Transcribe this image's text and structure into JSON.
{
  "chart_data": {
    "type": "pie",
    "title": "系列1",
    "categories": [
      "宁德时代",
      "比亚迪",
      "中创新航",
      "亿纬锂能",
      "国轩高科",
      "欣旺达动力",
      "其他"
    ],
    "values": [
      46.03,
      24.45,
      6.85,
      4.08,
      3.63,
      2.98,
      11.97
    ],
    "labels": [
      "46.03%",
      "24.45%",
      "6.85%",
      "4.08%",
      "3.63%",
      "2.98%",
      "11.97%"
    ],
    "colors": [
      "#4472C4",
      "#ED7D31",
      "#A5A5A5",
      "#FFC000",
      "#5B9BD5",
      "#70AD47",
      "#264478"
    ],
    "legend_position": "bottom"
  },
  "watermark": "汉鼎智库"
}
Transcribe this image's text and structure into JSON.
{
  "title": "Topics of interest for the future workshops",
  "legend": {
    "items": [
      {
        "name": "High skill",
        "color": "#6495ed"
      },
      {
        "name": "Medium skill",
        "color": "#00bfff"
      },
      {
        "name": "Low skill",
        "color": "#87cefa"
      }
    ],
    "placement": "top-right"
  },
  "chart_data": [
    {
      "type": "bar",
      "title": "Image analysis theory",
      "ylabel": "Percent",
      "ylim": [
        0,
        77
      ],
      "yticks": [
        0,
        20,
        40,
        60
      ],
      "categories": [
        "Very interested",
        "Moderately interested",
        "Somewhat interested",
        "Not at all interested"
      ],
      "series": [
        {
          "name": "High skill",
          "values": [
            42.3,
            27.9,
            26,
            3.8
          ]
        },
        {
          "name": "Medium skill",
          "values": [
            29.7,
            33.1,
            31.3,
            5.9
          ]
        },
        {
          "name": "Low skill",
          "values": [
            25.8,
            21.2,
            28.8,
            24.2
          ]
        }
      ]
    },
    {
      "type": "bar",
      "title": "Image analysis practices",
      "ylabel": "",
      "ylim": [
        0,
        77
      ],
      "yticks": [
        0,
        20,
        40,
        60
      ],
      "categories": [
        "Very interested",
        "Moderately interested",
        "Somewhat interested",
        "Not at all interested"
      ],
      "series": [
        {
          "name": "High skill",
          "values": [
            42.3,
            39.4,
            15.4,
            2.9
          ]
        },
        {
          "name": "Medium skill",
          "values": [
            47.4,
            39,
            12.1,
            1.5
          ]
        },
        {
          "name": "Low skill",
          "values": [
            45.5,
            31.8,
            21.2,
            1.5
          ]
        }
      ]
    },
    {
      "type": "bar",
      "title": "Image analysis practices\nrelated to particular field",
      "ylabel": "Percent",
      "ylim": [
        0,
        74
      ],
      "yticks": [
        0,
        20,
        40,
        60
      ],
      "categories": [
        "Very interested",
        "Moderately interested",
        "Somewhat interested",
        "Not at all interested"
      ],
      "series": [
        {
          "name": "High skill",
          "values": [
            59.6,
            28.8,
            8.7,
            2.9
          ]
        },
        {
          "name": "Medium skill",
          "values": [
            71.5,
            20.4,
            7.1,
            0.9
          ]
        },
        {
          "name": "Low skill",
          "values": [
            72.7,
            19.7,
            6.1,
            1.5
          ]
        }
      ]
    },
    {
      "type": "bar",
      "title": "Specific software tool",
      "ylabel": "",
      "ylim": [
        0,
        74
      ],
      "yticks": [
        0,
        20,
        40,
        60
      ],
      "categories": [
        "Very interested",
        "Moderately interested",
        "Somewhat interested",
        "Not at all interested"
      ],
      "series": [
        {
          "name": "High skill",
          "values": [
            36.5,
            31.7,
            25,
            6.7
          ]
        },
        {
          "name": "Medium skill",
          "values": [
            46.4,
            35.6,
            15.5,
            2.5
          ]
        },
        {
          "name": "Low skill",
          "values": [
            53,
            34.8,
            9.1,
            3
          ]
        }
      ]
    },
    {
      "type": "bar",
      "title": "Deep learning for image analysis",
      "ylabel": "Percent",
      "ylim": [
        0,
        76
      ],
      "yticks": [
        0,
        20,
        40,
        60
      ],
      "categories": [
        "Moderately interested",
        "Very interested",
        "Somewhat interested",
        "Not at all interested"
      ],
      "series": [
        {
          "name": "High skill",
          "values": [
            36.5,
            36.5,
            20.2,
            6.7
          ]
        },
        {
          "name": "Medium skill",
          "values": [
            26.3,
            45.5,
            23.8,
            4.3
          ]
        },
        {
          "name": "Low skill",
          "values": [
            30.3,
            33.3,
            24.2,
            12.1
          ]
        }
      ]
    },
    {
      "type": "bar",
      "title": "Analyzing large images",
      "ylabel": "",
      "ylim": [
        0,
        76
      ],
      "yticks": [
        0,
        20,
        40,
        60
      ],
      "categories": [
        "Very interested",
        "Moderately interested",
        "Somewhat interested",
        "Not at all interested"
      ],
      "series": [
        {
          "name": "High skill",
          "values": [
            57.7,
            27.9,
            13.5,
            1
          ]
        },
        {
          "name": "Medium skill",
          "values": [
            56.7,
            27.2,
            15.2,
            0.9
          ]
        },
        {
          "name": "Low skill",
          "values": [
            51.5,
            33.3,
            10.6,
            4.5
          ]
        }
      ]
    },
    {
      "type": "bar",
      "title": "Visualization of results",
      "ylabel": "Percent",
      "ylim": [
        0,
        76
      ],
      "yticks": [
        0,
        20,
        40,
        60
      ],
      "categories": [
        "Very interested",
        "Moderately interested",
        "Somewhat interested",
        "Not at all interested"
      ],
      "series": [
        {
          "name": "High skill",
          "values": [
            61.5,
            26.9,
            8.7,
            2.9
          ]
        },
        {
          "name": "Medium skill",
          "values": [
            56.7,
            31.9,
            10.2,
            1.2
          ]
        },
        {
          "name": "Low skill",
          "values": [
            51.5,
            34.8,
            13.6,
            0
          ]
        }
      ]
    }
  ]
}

• Task prompt: Copy every line of the material, please, keeping it exactly the same.

• Task response:
Transcribe this image's text and structure into JSON.
{
  "chart_data": {
    "type": "pie",
    "title": "系列1",
    "categories": [
      "宁德时代",
      "比亚迪",
      "中创新航",
      "亿纬锂能",
      "国轩高科",
      "欣旺达动力",
      "其他"
    ],
    "values": [
      46.03,
      24.45,
      6.85,
      4.08,
      3.63,
      2.98,
      11.97
    ],
    "labels": [
      "46.03%",
      "24.45%",
      "6.85%",
      "4.08%",
      "3.63%",
      "2.98%",
      "11.97%"
    ],
    "colors": [
      "#4472C4",
      "#ED7D31",
      "#A5A5A5",
      "#FFC000",
      "#5B9BD5",
      "#70AD47",
      "#264478"
    ],
    "legend_position": "bottom"
  },
  "watermark": "汉鼎智库"
}
Transcribe this image's text and structure into JSON.
{
  "title": "Topics of interest for the future workshops",
  "legend": {
    "items": [
      {
        "name": "High skill",
        "color": "#6495ed"
      },
      {
        "name": "Medium skill",
        "color": "#00bfff"
      },
      {
        "name": "Low skill",
        "color": "#87cefa"
      }
    ],
    "placement": "top-right"
  },
  "chart_data": [
    {
      "type": "bar",
      "title": "Image analysis theory",
      "ylabel": "Percent",
      "ylim": [
        0,
        77
      ],
      "yticks": [
        0,
        20,
        40,
        60
      ],
      "categories": [
        "Very interested",
        "Moderately interested",
        "Somewhat interested",
        "Not at all interested"
      ],
      "series": [
        {
          "name": "High skill",
          "values": [
            42.3,
            27.9,
            26,
            3.8
          ]
        },
        {
          "name": "Medium skill",
          "values": [
            29.7,
            33.1,
            31.3,
            5.9
          ]
        },
        {
          "name": "Low skill",
          "values": [
            25.8,
            21.2,
            28.8,
            24.2
          ]
        }
      ]
    },
    {
      "type": "bar",
      "title": "Image analysis practices",
      "ylabel": "",
      "ylim": [
        0,
        77
      ],
      "yticks": [
        0,
        20,
        40,
        60
      ],
      "categories": [
        "Very interested",
        "Moderately interested",
        "Somewhat interested",
        "Not at all interested"
      ],
      "series": [
        {
          "name": "High skill",
          "values": [
            42.3,
            39.4,
            15.4,
            2.9
          ]
        },
        {
          "name": "Medium skill",
          "values": [
            47.4,
            39,
            12.1,
            1.5
          ]
        },
        {
          "name": "Low skill",
          "values": [
            45.5,
            31.8,
            21.2,
            1.5
          ]
        }
      ]
    },
    {
      "type": "bar",
      "title": "Image analysis practices\nrelated to particular field",
      "ylabel": "Percent",
      "ylim": [
        0,
        74
      ],
      "yticks": [
        0,
        20,
        40,
        60
      ],
      "categories": [
        "Very interested",
        "Moderately interested",
        "Somewhat interested",
        "Not at all interested"
      ],
      "series": [
        {
          "name": "High skill",
          "values": [
            59.6,
            28.8,
            8.7,
            2.9
          ]
        },
        {
          "name": "Medium skill",
          "values": [
            71.5,
            20.4,
            7.1,
            0.9
          ]
        },
        {
          "name": "Low skill",
          "values": [
            72.7,
            19.7,
            6.1,
            1.5
          ]
        }
      ]
    },
    {
      "type": "bar",
      "title": "Specific software tool",
      "ylabel": "",
      "ylim": [
        0,
        74
      ],
      "yticks": [
        0,
        20,
        40,
        60
      ],
      "categories": [
        "Very interested",
        "Moderately interested",
        "Somewhat interested",
        "Not at all interested"
      ],
      "series": [
        {
          "name": "High skill",
          "values": [
            36.5,
            31.7,
            25,
            6.7
          ]
        },
        {
          "name": "Medium skill",
          "values": [
            46.4,
            35.6,
            15.5,
            2.5
          ]
        },
        {
          "name": "Low skill",
          "values": [
            53,
            34.8,
            9.1,
            3
          ]
        }
      ]
    },
    {
      "type": "bar",
      "title": "Deep learning for image analysis",
      "ylabel": "Percent",
      "ylim": [
        0,
        76
      ],
      "yticks": [
        0,
        20,
        40,
        60
      ],
      "categories": [
        "Moderately interested",
        "Very interested",
        "Somewhat interested",
        "Not at all interested"
      ],
      "series": [
        {
          "name": "High skill",
          "values": [
            36.5,
            36.5,
            20.2,
            6.7
          ]
        },
        {
          "name": "Medium skill",
          "values": [
            26.3,
            45.5,
            23.8,
            4.3
          ]
        },
        {
          "name": "Low skill",
          "values": [
            30.3,
            33.3,
            24.2,
            12.1
          ]
        }
      ]
    },
    {
      "type": "bar",
      "title": "Analyzing large images",
      "ylabel": "",
      "ylim": [
        0,
        76
      ],
      "yticks": [
        0,
        20,
        40,
        60
      ],
      "categories": [
        "Very interested",
        "Moderately interested",
        "Somewhat interested",
        "Not at all interested"
      ],
      "series": [
        {
          "name": "High skill",
          "values": [
            57.7,
            27.9,
            13.5,
            1
          ]
        },
        {
          "name": "Medium skill",
          "values": [
            56.7,
            27.2,
            15.2,
            0.9
          ]
        },
        {
          "name": "Low skill",
          "values": [
            51.5,
            33.3,
            10.6,
            4.5
          ]
        }
      ]
    },
    {
      "type": "bar",
      "title": "Visualization of results",
      "ylabel": "Percent",
      "ylim": [
        0,
        76
      ],
      "yticks": [
        0,
        20,
        40,
        60
      ],
      "categories": [
        "Very interested",
        "Moderately interested",
        "Somewhat interested",
        "Not at all interested"
      ],
      "series": [
        {
          "name": "High skill",
          "values": [
            61.5,
            26.9,
            8.7,
            2.9
          ]
        },
        {
          "name": "Medium skill",
          "values": [
            56.7,
            31.9,
            10.2,
            1.2
          ]
        },
        {
          "name": "Low skill",
          "values": [
            51.5,
            34.8,
            13.6,
            0
          ]
        }
      ]
    }
  ]
}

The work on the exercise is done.